[Some records]
------------------------------------------------------------
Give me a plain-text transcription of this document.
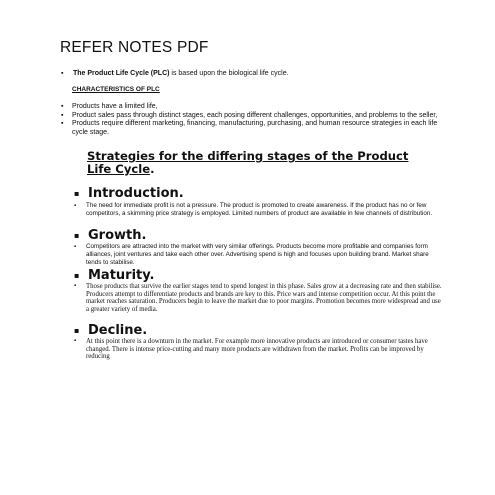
REFER NOTES PDF
▪ The Product Life Cycle (PLC) is based upon the biological life cycle.
CHARACTERISTICS OF PLC
▪ Products have a limited life,
▪ Product sales pass through distinct stages, each posing different challenges, opportunities, and problems to the seller,
▪ Products require different marketing, financing, manufacturing, purchasing, and human resource strategies in each life cycle stage.
Strategies for the differing stages of the Product Life Cycle.
▪ Introduction.
▪	The need for immediate profit is not a pressure. The product is promoted to create awareness. If the product has no or few competitors, a skimming price strategy is employed. Limited numbers of product are available in few channels of distribution.
▪ Growth.
▪	Competitors are attracted into the market with very similar offerings. Products become more profitable and companies form alliances, joint ventures and take each other over. Advertising spend is high and focuses upon building brand. Market share tends to stabilise.
▪ Maturity.
▪	Those products that survive the earlier stages tend to spend longest in this phase. Sales grow at a decreasing rate and then stabilise. Producers attempt to differentiate products and brands are key to this. Price wars and intense competition occur. At this point the market reaches saturation. Producers begin to leave the market due to poor margins. Promotion becomes more widespread and use a greater variety of media.
▪ Decline.
▪	At this point there is a downturn in the market. For example more innovative products are introduced or consumer tastes have changed. There is intense price-cutting and many more products are withdrawn from the market. Profits can be improved by reducing
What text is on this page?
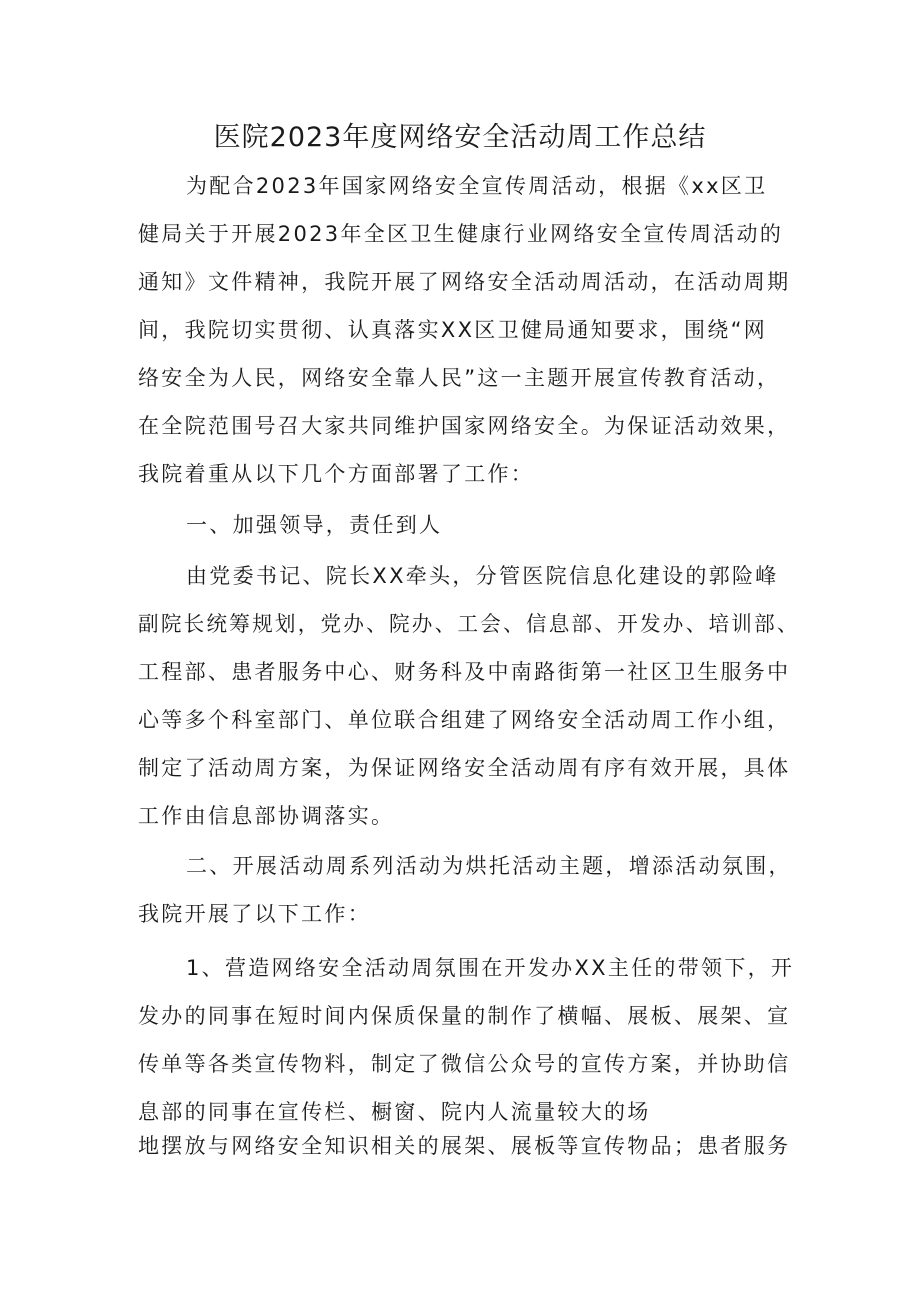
医院2023年度网络安全活动周工作总结
为配合2023年国家网络安全宣传周活动，根据《xx区卫
健局关于开展2023年全区卫生健康行业网络安全宣传周活动的
通知》文件精神，我院开展了网络安全活动周活动，在活动周期
间，我院切实贯彻、认真落实XX区卫健局通知要求，围绕“网
络安全为人民，网络安全靠人民”这一主题开展宣传教育活动，
在全院范围号召大家共同维护国家网络安全。为保证活动效果，
我院着重从以下几个方面部署了工作：
一、加强领导，责任到人
由党委书记、院长XX牵头，分管医院信息化建设的郭险峰
副院长统筹规划，党办、院办、工会、信息部、开发办、培训部、
工程部、患者服务中心、财务科及中南路街第一社区卫生服务中
心等多个科室部门、单位联合组建了网络安全活动周工作小组，
制定了活动周方案，为保证网络安全活动周有序有效开展，具体
工作由信息部协调落实。
二、开展活动周系列活动为烘托活动主题，增添活动氛围，
我院开展了以下工作：
1、营造网络安全活动周氛围在开发办XX主任的带领下，开
发办的同事在短时间内保质保量的制作了横幅、展板、展架、宣
传单等各类宣传物料，制定了微信公众号的宣传方案，并协助信
息部的同事在宣传栏、橱窗、院内人流量较大的场
地摆放与网络安全知识相关的展架、展板等宣传物品；患者服务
------------------------------------------------------------
▶ **TASK PROMPT**
Pull out all lines containing the word "text" from the entries above.

▶ **RESULT OF THE EXERCISE**
Give me a plain-text transcription of this document.
What text is on this page?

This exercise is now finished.